> **Set problem**
Pick out the lines in the listing below that contain the word "sive" and copy them.

> **Dataset records**
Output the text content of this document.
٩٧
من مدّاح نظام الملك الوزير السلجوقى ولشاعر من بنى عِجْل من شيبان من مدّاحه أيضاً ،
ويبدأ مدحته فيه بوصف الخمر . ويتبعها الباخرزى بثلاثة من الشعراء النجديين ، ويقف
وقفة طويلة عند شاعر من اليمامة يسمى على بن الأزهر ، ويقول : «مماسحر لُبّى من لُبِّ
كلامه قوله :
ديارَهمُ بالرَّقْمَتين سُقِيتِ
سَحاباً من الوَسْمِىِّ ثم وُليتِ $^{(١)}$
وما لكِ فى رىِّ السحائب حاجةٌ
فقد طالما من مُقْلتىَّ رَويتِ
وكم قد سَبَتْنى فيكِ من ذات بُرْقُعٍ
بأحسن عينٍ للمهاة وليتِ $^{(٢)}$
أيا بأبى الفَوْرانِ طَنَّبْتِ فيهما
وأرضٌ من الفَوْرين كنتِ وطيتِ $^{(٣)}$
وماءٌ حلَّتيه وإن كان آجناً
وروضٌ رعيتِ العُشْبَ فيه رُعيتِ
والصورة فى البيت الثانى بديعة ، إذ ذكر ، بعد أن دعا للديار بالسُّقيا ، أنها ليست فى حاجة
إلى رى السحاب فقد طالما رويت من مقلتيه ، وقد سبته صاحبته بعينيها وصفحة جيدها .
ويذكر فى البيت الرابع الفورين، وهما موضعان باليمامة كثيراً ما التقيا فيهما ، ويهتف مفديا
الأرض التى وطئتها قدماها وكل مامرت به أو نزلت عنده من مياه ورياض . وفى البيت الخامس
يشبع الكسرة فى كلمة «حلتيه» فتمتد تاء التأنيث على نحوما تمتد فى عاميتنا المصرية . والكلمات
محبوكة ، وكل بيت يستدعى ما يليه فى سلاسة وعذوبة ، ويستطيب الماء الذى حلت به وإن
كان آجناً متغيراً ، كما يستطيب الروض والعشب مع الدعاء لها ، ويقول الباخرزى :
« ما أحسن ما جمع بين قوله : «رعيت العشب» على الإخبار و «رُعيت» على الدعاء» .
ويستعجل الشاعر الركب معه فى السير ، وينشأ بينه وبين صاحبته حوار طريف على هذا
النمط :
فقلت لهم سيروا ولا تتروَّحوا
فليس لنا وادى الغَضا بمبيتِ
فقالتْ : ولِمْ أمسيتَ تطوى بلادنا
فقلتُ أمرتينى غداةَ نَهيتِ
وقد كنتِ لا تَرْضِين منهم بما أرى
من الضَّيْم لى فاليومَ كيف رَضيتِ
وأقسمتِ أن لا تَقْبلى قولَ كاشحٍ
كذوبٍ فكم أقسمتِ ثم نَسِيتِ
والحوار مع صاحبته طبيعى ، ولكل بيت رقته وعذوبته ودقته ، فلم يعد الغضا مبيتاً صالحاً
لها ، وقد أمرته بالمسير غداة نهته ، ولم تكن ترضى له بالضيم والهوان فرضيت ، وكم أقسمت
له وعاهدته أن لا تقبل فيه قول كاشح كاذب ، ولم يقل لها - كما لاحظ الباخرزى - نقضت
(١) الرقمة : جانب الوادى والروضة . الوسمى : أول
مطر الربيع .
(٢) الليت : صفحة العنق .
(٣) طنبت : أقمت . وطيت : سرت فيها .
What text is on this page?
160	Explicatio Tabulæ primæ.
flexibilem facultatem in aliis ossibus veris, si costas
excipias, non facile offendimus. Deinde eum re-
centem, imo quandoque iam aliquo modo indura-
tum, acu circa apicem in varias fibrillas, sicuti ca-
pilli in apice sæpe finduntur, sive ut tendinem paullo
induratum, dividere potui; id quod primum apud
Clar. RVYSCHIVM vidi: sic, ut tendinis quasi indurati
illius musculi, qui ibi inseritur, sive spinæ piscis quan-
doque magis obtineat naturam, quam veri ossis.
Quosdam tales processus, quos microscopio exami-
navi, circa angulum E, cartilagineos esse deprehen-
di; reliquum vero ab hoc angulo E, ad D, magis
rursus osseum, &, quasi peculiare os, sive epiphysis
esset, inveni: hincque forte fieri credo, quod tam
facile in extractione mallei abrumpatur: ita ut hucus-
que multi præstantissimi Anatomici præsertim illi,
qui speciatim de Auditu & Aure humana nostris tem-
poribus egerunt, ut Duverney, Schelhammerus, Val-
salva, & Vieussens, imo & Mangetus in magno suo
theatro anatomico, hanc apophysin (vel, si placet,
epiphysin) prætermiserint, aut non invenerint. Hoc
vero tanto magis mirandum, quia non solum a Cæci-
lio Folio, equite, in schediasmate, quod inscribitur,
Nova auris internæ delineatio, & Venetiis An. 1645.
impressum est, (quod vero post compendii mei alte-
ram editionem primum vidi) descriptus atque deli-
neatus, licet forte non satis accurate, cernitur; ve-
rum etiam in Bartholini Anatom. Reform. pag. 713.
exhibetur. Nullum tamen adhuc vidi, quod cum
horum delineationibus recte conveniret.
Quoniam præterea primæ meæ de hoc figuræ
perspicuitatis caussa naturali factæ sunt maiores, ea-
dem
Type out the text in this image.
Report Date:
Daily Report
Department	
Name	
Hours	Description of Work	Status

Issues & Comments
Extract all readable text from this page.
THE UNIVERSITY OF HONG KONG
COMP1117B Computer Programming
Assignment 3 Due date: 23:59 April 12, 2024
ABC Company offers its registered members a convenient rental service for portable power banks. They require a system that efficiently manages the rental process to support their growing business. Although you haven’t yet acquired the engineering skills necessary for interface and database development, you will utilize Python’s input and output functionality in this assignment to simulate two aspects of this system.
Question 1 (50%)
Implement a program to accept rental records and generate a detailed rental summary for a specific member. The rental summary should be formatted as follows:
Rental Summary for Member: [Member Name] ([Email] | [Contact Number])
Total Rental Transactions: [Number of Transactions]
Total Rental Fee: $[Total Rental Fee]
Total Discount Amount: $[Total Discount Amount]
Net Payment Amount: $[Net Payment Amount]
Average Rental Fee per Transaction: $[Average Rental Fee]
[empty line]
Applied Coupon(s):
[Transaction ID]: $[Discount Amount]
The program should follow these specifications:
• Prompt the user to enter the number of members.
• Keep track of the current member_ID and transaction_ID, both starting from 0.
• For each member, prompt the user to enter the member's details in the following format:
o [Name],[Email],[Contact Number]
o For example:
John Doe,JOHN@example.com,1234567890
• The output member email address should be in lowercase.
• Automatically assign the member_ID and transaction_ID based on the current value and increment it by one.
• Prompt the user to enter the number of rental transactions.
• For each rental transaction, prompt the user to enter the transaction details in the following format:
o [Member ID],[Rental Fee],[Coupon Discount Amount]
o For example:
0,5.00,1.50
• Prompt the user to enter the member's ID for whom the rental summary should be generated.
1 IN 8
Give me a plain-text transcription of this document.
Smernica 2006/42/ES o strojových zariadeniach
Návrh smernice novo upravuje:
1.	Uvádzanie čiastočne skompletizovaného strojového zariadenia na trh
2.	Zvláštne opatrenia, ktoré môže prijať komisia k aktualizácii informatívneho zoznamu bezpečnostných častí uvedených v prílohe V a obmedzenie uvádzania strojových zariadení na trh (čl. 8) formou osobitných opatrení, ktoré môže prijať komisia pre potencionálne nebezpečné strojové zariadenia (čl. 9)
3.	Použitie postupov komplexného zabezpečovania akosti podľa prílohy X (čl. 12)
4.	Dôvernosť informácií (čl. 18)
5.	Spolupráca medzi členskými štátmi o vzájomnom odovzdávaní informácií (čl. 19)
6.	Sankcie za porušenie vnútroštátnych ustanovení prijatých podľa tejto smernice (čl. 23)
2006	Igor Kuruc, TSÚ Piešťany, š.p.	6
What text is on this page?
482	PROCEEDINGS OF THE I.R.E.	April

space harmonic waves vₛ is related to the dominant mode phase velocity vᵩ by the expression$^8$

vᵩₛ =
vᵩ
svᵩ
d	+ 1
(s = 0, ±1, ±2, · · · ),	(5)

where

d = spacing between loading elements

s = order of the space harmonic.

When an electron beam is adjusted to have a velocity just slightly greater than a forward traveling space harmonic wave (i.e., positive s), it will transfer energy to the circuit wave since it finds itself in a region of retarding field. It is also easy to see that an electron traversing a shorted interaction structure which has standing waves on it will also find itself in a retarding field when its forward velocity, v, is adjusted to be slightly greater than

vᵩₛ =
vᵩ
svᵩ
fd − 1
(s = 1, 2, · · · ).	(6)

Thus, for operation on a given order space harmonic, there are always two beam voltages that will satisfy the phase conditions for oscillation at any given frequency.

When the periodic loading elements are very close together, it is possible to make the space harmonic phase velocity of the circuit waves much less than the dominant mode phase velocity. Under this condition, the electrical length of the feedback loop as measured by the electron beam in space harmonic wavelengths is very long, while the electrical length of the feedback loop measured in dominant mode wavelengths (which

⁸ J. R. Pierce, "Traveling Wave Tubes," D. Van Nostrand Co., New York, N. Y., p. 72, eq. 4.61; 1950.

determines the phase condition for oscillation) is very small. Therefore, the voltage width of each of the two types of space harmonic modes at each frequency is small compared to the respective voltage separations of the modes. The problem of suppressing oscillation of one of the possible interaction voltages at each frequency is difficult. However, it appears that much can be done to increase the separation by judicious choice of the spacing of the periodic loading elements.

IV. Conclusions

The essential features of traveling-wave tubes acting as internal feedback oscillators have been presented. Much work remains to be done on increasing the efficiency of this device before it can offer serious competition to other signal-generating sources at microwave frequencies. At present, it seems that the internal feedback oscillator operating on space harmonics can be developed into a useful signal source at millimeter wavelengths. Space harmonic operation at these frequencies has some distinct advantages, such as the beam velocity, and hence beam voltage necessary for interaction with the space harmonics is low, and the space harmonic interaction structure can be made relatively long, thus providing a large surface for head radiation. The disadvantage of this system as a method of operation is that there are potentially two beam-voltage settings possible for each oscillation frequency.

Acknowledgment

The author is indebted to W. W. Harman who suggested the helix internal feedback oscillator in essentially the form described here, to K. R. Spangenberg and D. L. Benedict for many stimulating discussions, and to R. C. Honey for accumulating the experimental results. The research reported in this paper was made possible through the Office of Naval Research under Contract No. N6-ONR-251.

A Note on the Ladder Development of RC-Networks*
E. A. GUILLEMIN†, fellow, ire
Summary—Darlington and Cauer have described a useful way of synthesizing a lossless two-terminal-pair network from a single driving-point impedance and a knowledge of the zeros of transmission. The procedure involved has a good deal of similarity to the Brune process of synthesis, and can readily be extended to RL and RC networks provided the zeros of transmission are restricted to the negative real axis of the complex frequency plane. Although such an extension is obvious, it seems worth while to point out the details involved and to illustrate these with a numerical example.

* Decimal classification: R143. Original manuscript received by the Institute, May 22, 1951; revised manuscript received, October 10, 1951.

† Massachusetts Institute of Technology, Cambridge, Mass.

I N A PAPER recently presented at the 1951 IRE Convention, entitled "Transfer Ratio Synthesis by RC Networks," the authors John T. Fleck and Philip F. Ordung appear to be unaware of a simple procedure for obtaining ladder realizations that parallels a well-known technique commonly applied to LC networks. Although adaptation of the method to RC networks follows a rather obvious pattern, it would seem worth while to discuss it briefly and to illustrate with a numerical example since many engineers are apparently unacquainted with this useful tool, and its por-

> **Answer to this task**
pilli in apice sæpe finduntur, sive ut tendinem paullo
illius musculi, qui ibi inseritur, sive spinæ piscis quan-
rursus osseum, &, quasi peculiare os, sive epiphysis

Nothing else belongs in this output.